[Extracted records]
____

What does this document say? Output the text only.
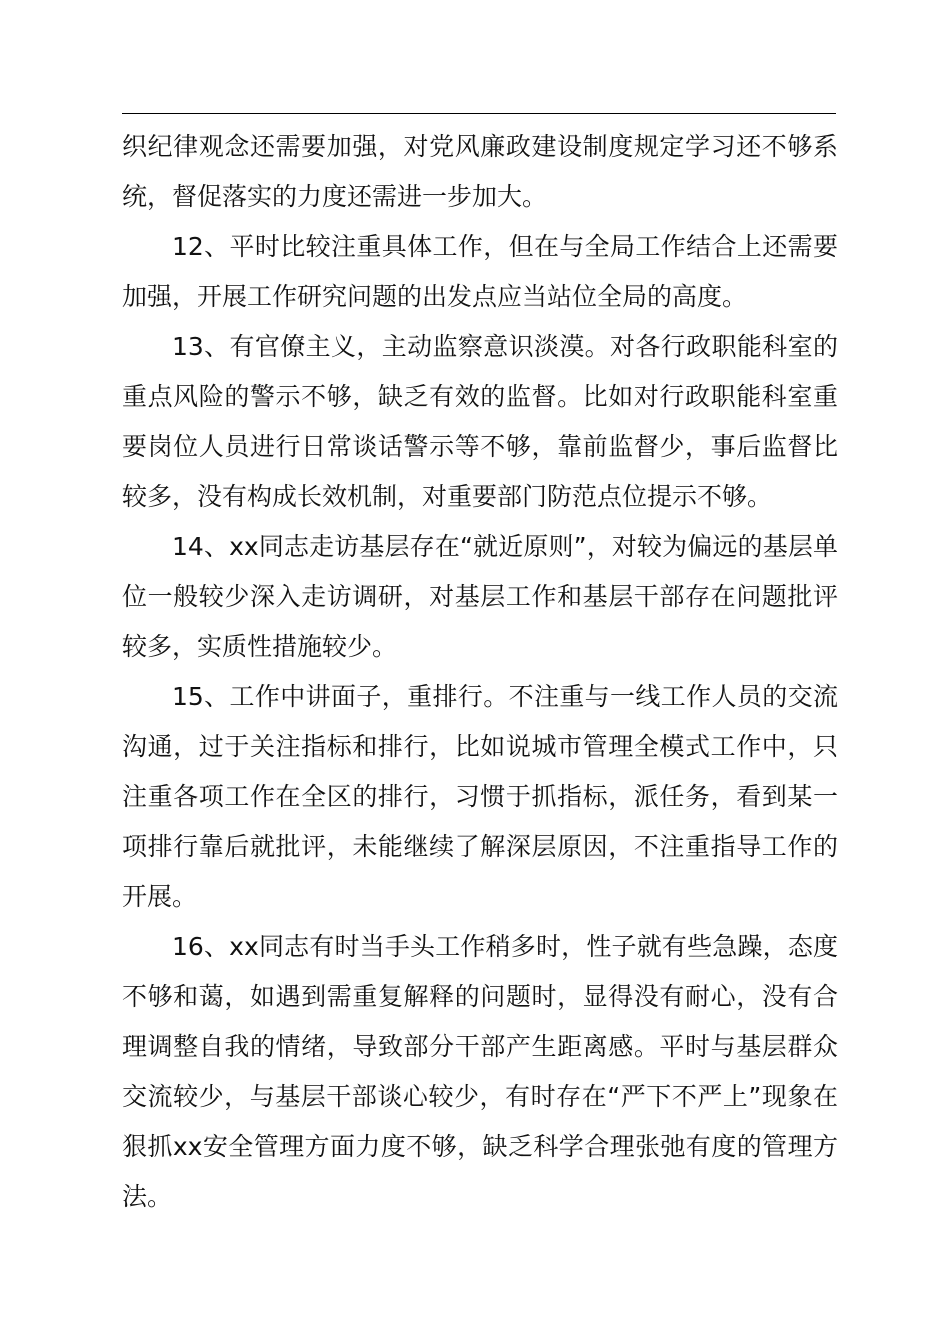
织纪律观念还需要加强，对党风廉政建设制度规定学习还不够系统，督促落实的力度还需进一步加大。

12、平时比较注重具体工作，但在与全局工作结合上还需要加强，开展工作研究问题的出发点应当站位全局的高度。

13、有官僚主义，主动监察意识淡漠。对各行政职能科室的重点风险的警示不够，缺乏有效的监督。比如对行政职能科室重要岗位人员进行日常谈话警示等不够，靠前监督少，事后监督比较多，没有构成长效机制，对重要部门防范点位提示不够。

14、xx同志走访基层存在“就近原则”，对较为偏远的基层单位一般较少深入走访调研，对基层工作和基层干部存在问题批评较多，实质性措施较少。

15、工作中讲面子，重排行。不注重与一线工作人员的交流沟通，过于关注指标和排行，比如说城市管理全模式工作中，只注重各项工作在全区的排行，习惯于抓指标，派任务，看到某一项排行靠后就批评，未能继续了解深层原因，不注重指导工作的开展。

16、xx同志有时当手头工作稍多时，性子就有些急躁，态度不够和蔼，如遇到需重复解释的问题时，显得没有耐心，没有合理调整自我的情绪，导致部分干部产生距离感。平时与基层群众交流较少，与基层干部谈心较少，有时存在“严下不严上”现象在狠抓xx安全管理方面力度不够，缺乏科学合理张弛有度的管理方法。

____

Repeat each entry exactly as given; no pictures belong in the copy.

What does this document say? Output the text only.
织纪律观念还需要加强，对党风廉政建设制度规定学习还不够系统，督促落实的力度还需进一步加大。

12、平时比较注重具体工作，但在与全局工作结合上还需要加强，开展工作研究问题的出发点应当站位全局的高度。

13、有官僚主义，主动监察意识淡漠。对各行政职能科室的重点风险的警示不够，缺乏有效的监督。比如对行政职能科室重要岗位人员进行日常谈话警示等不够，靠前监督少，事后监督比较多，没有构成长效机制，对重要部门防范点位提示不够。

14、xx同志走访基层存在“就近原则”，对较为偏远的基层单位一般较少深入走访调研，对基层工作和基层干部存在问题批评较多，实质性措施较少。

15、工作中讲面子，重排行。不注重与一线工作人员的交流沟通，过于关注指标和排行，比如说城市管理全模式工作中，只注重各项工作在全区的排行，习惯于抓指标，派任务，看到某一项排行靠后就批评，未能继续了解深层原因，不注重指导工作的开展。

16、xx同志有时当手头工作稍多时，性子就有些急躁，态度不够和蔼，如遇到需重复解释的问题时，显得没有耐心，没有合理调整自我的情绪，导致部分干部产生距离感。平时与基层群众交流较少，与基层干部谈心较少，有时存在“严下不严上”现象在狠抓xx安全管理方面力度不够，缺乏科学合理张弛有度的管理方法。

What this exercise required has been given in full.